*Listed entries*.
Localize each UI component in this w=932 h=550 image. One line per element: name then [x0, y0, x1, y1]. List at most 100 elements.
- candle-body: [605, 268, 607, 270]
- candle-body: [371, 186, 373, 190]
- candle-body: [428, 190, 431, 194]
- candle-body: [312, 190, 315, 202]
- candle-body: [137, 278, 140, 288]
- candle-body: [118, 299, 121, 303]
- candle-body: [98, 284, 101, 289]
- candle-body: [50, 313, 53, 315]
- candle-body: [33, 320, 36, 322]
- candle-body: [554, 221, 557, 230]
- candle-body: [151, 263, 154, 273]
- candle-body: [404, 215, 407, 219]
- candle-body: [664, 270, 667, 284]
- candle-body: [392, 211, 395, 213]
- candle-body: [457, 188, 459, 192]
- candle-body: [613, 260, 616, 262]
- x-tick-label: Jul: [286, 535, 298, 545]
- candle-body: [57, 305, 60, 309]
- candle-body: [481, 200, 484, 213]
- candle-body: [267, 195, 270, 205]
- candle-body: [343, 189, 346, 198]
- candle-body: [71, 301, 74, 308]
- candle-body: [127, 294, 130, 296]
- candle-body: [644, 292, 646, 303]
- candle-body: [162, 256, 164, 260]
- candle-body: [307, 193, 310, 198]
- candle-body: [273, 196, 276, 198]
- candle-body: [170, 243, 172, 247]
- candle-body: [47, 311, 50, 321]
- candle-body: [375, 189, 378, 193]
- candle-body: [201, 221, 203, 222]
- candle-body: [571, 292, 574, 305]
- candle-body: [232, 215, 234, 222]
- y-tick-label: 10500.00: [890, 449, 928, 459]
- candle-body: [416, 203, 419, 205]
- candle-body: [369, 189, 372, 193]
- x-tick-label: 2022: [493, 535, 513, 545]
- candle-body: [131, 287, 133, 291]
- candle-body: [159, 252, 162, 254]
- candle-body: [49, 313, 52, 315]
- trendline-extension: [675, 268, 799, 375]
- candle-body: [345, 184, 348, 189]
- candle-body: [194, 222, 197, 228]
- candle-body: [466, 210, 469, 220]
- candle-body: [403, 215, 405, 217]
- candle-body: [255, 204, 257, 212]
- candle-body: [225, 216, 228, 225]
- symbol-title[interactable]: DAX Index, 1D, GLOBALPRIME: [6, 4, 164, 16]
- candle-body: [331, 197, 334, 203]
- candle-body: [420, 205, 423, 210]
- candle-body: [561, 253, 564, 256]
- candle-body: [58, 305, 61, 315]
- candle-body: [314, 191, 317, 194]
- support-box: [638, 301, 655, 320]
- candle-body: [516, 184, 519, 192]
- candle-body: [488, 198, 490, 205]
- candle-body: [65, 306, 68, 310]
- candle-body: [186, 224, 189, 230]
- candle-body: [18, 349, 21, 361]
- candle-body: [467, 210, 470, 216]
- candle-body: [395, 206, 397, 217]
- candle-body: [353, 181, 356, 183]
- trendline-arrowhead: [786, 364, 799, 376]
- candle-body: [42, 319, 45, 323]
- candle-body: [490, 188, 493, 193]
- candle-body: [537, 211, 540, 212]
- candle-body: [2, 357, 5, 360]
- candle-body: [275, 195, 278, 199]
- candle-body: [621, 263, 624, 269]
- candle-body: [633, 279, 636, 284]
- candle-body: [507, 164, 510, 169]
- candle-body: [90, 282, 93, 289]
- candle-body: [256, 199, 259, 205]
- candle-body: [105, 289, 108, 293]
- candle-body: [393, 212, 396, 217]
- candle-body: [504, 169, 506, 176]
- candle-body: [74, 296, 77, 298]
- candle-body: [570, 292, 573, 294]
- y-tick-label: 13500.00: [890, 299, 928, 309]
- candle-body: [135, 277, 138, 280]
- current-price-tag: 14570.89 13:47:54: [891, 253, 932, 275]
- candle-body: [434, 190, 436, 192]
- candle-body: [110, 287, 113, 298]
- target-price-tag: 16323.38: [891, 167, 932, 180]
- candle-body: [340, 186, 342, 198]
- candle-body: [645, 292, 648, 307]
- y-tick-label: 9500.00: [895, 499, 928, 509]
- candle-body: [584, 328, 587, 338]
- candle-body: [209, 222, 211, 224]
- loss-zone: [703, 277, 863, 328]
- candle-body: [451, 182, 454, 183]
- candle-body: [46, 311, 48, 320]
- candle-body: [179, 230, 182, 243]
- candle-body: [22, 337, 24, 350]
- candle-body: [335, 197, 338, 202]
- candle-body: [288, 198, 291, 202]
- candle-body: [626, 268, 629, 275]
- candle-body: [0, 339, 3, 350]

--

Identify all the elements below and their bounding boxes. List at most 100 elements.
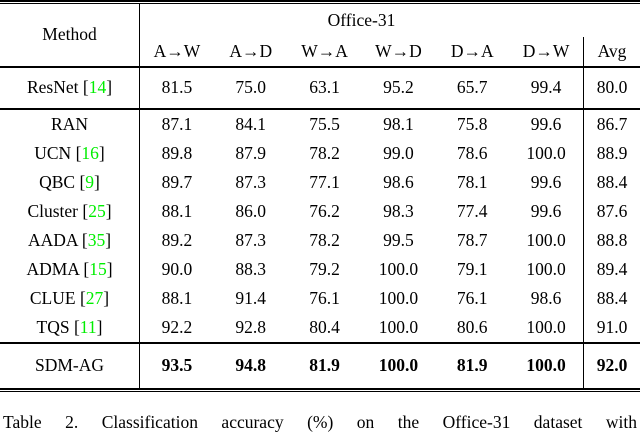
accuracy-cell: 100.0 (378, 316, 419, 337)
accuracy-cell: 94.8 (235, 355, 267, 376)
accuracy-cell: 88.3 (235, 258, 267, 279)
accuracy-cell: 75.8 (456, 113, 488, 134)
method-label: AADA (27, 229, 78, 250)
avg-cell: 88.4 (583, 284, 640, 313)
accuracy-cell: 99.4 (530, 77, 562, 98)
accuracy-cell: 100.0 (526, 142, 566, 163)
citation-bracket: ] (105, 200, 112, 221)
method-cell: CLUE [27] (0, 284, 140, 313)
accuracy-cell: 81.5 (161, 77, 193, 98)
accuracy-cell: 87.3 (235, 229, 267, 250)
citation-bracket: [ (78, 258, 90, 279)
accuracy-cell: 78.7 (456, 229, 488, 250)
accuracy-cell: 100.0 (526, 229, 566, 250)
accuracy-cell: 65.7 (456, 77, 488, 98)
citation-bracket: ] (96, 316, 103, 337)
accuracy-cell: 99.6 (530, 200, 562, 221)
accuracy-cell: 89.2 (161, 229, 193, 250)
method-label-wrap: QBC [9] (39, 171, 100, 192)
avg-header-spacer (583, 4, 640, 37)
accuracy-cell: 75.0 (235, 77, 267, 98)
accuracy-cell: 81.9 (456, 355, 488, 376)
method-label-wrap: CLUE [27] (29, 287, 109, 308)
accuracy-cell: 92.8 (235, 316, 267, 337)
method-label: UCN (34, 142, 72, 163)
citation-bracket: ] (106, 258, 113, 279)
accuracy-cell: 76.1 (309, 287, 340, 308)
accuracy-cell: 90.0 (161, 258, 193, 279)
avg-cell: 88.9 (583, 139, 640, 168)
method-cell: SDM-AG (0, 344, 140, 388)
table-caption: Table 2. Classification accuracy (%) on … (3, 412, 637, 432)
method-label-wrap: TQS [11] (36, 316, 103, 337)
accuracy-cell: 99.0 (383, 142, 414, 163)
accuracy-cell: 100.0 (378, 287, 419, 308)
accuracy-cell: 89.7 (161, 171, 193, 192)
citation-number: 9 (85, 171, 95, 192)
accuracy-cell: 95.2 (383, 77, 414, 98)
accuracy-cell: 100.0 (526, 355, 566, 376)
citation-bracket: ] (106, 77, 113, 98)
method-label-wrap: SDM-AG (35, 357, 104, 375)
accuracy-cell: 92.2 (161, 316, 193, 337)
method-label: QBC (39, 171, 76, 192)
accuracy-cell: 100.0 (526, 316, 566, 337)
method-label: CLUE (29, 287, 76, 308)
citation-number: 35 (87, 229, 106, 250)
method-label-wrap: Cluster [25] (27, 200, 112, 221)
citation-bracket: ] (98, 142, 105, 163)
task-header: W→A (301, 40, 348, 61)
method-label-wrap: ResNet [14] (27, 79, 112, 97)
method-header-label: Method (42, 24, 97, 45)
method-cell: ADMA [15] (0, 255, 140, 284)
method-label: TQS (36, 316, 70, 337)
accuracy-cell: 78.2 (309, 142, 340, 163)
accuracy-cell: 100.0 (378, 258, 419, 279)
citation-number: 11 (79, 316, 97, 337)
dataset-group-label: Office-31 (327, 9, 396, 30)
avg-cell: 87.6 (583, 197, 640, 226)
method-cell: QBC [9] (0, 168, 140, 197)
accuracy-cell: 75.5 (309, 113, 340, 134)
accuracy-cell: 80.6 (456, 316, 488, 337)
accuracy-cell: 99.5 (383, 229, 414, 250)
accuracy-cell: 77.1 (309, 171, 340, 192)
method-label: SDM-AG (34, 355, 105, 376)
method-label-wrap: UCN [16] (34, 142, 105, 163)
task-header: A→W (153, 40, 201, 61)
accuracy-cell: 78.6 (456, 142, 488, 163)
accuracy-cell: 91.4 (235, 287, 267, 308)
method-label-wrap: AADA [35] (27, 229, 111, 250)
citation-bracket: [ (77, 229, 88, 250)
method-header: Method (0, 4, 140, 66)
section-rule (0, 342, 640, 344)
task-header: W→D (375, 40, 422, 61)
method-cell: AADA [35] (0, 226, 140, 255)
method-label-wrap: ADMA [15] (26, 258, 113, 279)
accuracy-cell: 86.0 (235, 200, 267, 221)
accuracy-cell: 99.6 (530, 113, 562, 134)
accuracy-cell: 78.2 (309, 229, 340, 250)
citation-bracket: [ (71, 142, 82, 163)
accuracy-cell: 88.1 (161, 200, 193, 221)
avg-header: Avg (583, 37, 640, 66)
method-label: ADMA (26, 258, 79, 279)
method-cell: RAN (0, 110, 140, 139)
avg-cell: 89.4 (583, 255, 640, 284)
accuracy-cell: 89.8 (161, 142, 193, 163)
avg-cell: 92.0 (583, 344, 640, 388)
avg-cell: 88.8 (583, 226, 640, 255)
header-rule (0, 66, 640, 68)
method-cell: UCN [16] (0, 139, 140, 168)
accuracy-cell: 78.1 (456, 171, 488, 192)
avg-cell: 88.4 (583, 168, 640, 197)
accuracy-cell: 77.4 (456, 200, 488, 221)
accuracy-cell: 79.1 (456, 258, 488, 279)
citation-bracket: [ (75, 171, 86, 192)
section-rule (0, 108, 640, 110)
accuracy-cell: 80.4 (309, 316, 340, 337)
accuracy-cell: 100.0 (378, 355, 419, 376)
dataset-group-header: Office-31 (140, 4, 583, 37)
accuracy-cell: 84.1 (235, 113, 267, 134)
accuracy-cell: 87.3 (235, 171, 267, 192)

* * *

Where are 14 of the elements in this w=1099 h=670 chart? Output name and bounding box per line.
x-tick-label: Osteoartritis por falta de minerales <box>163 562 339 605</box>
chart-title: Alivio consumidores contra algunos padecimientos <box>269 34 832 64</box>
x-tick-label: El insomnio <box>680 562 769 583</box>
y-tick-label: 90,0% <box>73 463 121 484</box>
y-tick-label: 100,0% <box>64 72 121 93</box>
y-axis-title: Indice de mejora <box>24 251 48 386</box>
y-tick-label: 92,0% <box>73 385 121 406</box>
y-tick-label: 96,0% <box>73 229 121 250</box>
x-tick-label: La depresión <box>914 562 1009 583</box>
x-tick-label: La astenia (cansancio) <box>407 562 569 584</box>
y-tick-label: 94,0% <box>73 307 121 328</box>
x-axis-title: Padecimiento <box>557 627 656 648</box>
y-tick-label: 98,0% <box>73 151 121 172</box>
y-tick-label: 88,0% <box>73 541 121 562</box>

*Work to complete*.
Repeat the entries from the line with "accuracy-cell: 100.0 (378, 316, 419, 337)" up to and including the line with "method-label: TQS (36, 316, 70, 337)".

*Answer to the task*.
accuracy-cell: 100.0 (378, 316, 419, 337)
accuracy-cell: 94.8 (235, 355, 267, 376)
accuracy-cell: 88.3 (235, 258, 267, 279)
accuracy-cell: 75.8 (456, 113, 488, 134)
method-label: AADA (27, 229, 78, 250)
avg-cell: 88.4 (583, 284, 640, 313)
accuracy-cell: 99.4 (530, 77, 562, 98)
accuracy-cell: 100.0 (526, 142, 566, 163)
citation-bracket: ] (105, 200, 112, 221)
method-cell: CLUE [27] (0, 284, 140, 313)
accuracy-cell: 81.5 (161, 77, 193, 98)
accuracy-cell: 87.3 (235, 229, 267, 250)
citation-bracket: [ (78, 258, 90, 279)
accuracy-cell: 78.7 (456, 229, 488, 250)
accuracy-cell: 100.0 (526, 229, 566, 250)
accuracy-cell: 65.7 (456, 77, 488, 98)
citation-bracket: ] (96, 316, 103, 337)
accuracy-cell: 99.6 (530, 200, 562, 221)
accuracy-cell: 89.2 (161, 229, 193, 250)
method-label-wrap: QBC [9] (39, 171, 100, 192)
avg-header-spacer (583, 4, 640, 37)
accuracy-cell: 75.0 (235, 77, 267, 98)
accuracy-cell: 81.9 (456, 355, 488, 376)
method-label-wrap: CLUE [27] (29, 287, 109, 308)
accuracy-cell: 92.8 (235, 316, 267, 337)
method-label: UCN (34, 142, 72, 163)
citation-bracket: ] (106, 258, 113, 279)
accuracy-cell: 76.1 (309, 287, 340, 308)
accuracy-cell: 90.0 (161, 258, 193, 279)
avg-cell: 88.9 (583, 139, 640, 168)
method-cell: SDM-AG (0, 344, 140, 388)
table-caption: Table 2. Classification accuracy (%) on … (3, 412, 637, 432)
method-label-wrap: TQS [11] (36, 316, 103, 337)
accuracy-cell: 99.0 (383, 142, 414, 163)
accuracy-cell: 100.0 (378, 287, 419, 308)
accuracy-cell: 89.7 (161, 171, 193, 192)
citation-number: 9 (85, 171, 95, 192)
accuracy-cell: 95.2 (383, 77, 414, 98)
accuracy-cell: 100.0 (526, 355, 566, 376)
citation-bracket: ] (106, 77, 113, 98)
method-label-wrap: SDM-AG (35, 357, 104, 375)
accuracy-cell: 92.2 (161, 316, 193, 337)
method-label: QBC (39, 171, 76, 192)
accuracy-cell: 100.0 (526, 316, 566, 337)
method-label: CLUE (29, 287, 76, 308)
citation-number: 35 (87, 229, 106, 250)
method-label-wrap: Cluster [25] (27, 200, 112, 221)
citation-bracket: ] (98, 142, 105, 163)
task-header: W→A (301, 40, 348, 61)
method-label-wrap: ResNet [14] (27, 79, 112, 97)
method-header-label: Method (42, 24, 97, 45)
method-cell: ADMA [15] (0, 255, 140, 284)
method-label: TQS (36, 316, 70, 337)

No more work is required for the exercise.